Set out each line from the following listing that includes the word "composed".

--

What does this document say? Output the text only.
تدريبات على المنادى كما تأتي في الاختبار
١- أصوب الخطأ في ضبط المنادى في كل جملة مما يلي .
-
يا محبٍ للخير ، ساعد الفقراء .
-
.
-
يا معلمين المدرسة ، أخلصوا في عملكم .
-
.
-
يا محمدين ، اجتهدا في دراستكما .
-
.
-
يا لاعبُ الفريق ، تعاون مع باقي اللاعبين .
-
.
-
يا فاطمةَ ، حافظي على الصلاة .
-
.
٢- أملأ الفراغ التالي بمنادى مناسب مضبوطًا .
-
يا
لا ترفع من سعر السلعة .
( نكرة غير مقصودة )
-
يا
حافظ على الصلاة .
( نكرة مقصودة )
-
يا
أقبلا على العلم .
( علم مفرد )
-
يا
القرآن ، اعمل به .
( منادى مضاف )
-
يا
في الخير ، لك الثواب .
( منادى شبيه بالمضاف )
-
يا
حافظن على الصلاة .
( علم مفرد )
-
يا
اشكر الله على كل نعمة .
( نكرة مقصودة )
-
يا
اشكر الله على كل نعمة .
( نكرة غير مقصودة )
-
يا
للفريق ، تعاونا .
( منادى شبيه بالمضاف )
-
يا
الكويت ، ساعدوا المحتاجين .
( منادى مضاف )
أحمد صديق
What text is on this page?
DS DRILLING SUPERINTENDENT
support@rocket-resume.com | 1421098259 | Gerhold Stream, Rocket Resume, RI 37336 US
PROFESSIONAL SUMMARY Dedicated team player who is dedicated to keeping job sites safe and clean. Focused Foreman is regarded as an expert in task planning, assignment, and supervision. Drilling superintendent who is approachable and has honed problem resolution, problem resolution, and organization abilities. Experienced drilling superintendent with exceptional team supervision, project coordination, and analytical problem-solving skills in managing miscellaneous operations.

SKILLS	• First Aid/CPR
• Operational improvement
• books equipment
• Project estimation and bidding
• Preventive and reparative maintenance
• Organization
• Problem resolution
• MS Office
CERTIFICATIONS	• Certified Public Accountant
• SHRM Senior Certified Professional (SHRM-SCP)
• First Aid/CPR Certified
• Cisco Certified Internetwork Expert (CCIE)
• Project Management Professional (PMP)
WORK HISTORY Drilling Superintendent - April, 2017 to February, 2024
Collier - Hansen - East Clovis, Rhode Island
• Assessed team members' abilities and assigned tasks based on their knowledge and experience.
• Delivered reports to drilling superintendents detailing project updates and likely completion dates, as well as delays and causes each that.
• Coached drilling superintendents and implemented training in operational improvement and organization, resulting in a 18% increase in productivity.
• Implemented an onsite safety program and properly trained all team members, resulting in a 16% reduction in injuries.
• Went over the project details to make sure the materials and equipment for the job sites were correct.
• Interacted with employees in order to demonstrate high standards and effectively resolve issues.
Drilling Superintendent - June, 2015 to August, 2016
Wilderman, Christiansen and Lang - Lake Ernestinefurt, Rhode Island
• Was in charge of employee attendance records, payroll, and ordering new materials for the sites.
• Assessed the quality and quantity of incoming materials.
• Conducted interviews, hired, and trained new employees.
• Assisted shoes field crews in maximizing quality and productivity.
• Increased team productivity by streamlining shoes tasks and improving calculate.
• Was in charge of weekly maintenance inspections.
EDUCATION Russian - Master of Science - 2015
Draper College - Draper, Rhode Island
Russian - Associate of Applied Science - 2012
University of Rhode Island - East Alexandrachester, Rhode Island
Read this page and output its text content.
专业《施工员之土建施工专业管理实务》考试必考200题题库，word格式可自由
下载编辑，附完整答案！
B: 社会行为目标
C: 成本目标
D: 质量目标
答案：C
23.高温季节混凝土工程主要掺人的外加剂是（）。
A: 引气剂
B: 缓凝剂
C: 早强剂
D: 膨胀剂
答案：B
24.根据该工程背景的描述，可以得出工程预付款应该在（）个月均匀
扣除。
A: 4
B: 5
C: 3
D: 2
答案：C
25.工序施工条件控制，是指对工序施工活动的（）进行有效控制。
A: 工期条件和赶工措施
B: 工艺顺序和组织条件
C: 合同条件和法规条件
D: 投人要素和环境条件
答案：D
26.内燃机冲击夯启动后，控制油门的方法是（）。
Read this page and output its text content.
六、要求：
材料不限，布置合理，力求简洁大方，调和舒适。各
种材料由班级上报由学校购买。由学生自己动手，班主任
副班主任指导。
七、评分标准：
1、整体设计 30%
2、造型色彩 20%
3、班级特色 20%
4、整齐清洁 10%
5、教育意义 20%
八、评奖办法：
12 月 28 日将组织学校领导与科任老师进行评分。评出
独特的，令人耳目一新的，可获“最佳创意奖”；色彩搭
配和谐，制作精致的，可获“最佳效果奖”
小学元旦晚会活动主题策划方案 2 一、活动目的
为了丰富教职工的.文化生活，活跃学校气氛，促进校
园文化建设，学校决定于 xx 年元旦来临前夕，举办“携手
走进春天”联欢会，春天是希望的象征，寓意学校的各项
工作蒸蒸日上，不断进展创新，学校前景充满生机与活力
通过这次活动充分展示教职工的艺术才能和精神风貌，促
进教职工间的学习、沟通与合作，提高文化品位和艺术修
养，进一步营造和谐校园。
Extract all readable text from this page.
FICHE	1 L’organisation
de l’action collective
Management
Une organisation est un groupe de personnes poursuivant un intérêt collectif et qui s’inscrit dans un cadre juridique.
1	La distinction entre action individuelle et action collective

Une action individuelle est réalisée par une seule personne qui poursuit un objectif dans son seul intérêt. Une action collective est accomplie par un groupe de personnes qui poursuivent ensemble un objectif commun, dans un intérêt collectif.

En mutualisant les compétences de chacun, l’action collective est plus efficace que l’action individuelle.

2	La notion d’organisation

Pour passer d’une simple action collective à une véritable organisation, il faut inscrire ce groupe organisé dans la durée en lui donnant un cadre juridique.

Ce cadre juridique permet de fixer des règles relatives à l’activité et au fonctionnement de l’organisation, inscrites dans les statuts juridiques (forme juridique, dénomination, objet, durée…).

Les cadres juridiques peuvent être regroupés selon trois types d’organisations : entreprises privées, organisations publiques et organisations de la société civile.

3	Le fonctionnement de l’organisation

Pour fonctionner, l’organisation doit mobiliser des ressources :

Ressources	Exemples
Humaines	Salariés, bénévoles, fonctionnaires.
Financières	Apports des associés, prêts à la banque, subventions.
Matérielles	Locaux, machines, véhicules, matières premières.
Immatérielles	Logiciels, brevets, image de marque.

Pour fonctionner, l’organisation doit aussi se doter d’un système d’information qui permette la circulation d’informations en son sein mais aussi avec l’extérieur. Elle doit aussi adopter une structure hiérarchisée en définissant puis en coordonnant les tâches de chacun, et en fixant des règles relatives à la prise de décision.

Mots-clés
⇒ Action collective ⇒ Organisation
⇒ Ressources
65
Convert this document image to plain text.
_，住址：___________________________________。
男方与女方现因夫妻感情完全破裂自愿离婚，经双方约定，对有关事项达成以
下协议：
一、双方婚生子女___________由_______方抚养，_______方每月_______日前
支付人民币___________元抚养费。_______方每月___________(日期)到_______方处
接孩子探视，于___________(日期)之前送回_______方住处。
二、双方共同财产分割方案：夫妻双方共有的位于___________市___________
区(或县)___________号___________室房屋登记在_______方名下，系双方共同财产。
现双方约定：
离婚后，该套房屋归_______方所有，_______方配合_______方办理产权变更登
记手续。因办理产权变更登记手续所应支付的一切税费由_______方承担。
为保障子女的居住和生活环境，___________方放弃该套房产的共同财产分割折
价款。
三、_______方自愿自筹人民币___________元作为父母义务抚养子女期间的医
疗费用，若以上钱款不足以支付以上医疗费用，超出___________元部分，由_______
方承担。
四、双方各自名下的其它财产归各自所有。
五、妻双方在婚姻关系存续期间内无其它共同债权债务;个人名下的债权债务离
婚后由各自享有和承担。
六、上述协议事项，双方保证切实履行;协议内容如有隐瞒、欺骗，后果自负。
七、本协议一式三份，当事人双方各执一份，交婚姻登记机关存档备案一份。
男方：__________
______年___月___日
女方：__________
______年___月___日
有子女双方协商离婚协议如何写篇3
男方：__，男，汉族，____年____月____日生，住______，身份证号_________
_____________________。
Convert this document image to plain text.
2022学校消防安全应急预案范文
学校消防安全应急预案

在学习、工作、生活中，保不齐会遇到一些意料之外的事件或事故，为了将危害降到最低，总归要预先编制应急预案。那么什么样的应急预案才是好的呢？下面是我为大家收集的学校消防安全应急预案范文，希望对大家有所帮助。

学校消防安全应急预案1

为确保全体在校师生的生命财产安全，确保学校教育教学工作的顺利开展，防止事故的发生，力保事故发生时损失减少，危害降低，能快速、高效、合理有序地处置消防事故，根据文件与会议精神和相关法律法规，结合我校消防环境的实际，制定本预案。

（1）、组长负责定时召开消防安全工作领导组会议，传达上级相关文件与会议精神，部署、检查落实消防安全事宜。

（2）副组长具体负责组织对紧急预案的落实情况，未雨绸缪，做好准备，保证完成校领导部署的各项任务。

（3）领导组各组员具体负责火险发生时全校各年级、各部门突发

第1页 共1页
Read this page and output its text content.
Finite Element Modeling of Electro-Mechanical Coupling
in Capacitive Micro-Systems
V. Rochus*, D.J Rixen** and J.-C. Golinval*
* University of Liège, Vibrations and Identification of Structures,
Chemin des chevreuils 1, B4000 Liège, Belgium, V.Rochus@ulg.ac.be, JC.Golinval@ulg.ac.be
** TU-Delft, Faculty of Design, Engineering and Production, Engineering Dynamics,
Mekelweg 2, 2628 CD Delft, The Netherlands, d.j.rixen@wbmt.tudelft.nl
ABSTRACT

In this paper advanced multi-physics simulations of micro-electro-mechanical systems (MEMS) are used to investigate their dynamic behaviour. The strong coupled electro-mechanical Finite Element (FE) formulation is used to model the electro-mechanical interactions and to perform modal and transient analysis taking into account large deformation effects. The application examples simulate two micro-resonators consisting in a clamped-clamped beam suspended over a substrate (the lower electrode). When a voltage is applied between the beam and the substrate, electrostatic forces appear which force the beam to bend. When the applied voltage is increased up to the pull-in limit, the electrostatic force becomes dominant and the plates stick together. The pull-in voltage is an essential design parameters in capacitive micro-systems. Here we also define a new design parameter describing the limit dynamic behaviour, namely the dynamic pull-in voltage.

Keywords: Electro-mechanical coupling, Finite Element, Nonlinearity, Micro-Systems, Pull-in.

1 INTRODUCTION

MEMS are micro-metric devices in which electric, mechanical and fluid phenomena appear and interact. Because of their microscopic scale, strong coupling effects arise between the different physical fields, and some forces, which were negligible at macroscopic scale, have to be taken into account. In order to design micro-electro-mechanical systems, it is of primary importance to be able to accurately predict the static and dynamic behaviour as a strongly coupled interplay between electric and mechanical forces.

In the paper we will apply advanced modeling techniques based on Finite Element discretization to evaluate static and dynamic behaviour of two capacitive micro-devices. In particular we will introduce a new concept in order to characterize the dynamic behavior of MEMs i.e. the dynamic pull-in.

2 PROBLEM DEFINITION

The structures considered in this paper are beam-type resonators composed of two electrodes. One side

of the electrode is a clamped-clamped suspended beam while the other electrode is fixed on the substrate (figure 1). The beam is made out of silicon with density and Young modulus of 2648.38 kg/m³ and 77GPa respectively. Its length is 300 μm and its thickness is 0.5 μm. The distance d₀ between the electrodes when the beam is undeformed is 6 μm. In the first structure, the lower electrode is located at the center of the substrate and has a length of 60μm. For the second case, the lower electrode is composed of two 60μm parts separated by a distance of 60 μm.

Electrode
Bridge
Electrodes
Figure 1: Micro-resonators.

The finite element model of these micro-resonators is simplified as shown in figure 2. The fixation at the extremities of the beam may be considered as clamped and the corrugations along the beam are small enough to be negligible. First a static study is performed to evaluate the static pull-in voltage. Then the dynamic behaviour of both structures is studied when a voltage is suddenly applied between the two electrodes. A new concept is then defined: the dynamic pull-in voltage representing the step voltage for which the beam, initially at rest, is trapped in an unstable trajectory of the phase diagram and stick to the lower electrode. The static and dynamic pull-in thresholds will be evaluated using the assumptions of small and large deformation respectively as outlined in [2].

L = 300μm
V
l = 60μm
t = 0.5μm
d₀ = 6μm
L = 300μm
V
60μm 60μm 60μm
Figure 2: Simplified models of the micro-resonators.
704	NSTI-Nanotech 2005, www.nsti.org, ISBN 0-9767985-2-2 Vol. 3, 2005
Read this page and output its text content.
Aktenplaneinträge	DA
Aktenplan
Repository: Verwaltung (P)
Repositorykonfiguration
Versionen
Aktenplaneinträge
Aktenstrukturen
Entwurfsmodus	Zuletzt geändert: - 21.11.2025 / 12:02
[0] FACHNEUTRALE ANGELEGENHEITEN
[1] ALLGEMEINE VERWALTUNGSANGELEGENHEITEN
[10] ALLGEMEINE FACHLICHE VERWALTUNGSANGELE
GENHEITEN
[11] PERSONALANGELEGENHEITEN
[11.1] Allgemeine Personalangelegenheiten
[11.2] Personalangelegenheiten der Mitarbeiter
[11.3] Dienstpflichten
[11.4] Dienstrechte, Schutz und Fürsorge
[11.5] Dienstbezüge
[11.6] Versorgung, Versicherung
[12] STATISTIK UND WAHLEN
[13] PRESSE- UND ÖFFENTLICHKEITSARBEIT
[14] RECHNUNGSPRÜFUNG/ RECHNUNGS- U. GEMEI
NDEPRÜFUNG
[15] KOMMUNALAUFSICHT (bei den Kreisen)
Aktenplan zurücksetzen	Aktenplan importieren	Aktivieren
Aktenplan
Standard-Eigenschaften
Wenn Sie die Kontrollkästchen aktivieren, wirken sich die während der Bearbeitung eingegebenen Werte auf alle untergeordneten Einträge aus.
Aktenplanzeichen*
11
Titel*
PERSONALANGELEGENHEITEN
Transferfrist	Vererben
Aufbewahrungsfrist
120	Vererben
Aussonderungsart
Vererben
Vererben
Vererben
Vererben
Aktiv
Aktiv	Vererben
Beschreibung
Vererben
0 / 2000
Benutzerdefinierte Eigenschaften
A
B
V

--

▶ Solved exercise
The structures considered in this paper are beam-type resonators composed of two electrodes. One side
of the electrode is a clamped-clamped suspended beam while the other electrode is fixed on the substrate (figure 1). The beam is made out of silicon with density and Young modulus of 2648.38 kg/m³ and 77GPa respectively. Its length is 300 μm and its thickness is 0.5 μm. The distance d₀ between the electrodes when the beam is undeformed is 6 μm. In the first structure, the lower electrode is located at the center of the substrate and has a length of 60μm. For the second case, the lower electrode is composed of two 60μm parts separated by a distance of 60 μm.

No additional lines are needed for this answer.